### Aim of the task
Emit the entire listing verbatim.

### Recorded data
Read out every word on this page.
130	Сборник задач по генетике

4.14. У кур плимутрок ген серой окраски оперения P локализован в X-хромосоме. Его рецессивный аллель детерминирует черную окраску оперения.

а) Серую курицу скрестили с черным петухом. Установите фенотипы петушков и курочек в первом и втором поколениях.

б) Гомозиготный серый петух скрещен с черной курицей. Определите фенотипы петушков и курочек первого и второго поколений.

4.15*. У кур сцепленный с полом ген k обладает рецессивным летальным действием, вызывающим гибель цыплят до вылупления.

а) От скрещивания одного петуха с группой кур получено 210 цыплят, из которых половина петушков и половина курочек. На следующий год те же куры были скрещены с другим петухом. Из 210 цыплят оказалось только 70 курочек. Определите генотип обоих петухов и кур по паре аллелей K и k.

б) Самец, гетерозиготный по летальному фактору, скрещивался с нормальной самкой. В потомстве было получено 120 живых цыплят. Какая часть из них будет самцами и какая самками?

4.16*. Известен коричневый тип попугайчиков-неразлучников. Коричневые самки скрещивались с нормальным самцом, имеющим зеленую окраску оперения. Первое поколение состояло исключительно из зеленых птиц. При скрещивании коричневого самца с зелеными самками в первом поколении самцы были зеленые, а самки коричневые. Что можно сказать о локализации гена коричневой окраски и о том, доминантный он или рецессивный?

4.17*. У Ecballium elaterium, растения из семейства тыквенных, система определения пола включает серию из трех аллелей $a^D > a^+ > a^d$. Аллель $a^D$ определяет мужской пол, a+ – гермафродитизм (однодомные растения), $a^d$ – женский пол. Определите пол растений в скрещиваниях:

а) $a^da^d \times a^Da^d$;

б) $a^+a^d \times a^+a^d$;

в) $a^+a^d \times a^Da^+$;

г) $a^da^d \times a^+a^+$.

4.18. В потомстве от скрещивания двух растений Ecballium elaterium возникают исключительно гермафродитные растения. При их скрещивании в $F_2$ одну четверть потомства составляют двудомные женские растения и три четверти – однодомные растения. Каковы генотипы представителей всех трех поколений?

### Written solution
Read out every word on this page.
130	Сборник задач по генетике

4.14. У кур плимутрок ген серой окраски оперения P локализован в X-хромосоме. Его рецессивный аллель детерминирует черную окраску оперения.

а) Серую курицу скрестили с черным петухом. Установите фенотипы петушков и курочек в первом и втором поколениях.

б) Гомозиготный серый петух скрещен с черной курицей. Определите фенотипы петушков и курочек первого и второго поколений.

4.15*. У кур сцепленный с полом ген k обладает рецессивным летальным действием, вызывающим гибель цыплят до вылупления.

а) От скрещивания одного петуха с группой кур получено 210 цыплят, из которых половина петушков и половина курочек. На следующий год те же куры были скрещены с другим петухом. Из 210 цыплят оказалось только 70 курочек. Определите генотип обоих петухов и кур по паре аллелей K и k.

б) Самец, гетерозиготный по летальному фактору, скрещивался с нормальной самкой. В потомстве было получено 120 живых цыплят. Какая часть из них будет самцами и какая самками?

4.16*. Известен коричневый тип попугайчиков-неразлучников. Коричневые самки скрещивались с нормальным самцом, имеющим зеленую окраску оперения. Первое поколение состояло исключительно из зеленых птиц. При скрещивании коричневого самца с зелеными самками в первом поколении самцы были зеленые, а самки коричневые. Что можно сказать о локализации гена коричневой окраски и о том, доминантный он или рецессивный?

4.17*. У Ecballium elaterium, растения из семейства тыквенных, система определения пола включает серию из трех аллелей $a^D > a^+ > a^d$. Аллель $a^D$ определяет мужской пол, a+ – гермафродитизм (однодомные растения), $a^d$ – женский пол. Определите пол растений в скрещиваниях:

а) $a^da^d \times a^Da^d$;

б) $a^+a^d \times a^+a^d$;

в) $a^+a^d \times a^Da^+$;

г) $a^da^d \times a^+a^+$.

4.18. В потомстве от скрещивания двух растений Ecballium elaterium возникают исключительно гермафродитные растения. При их скрещивании в $F_2$ одну четверть потомства составляют двудомные женские растения и три четверти – однодомные растения. Каковы генотипы представителей всех трех поколений?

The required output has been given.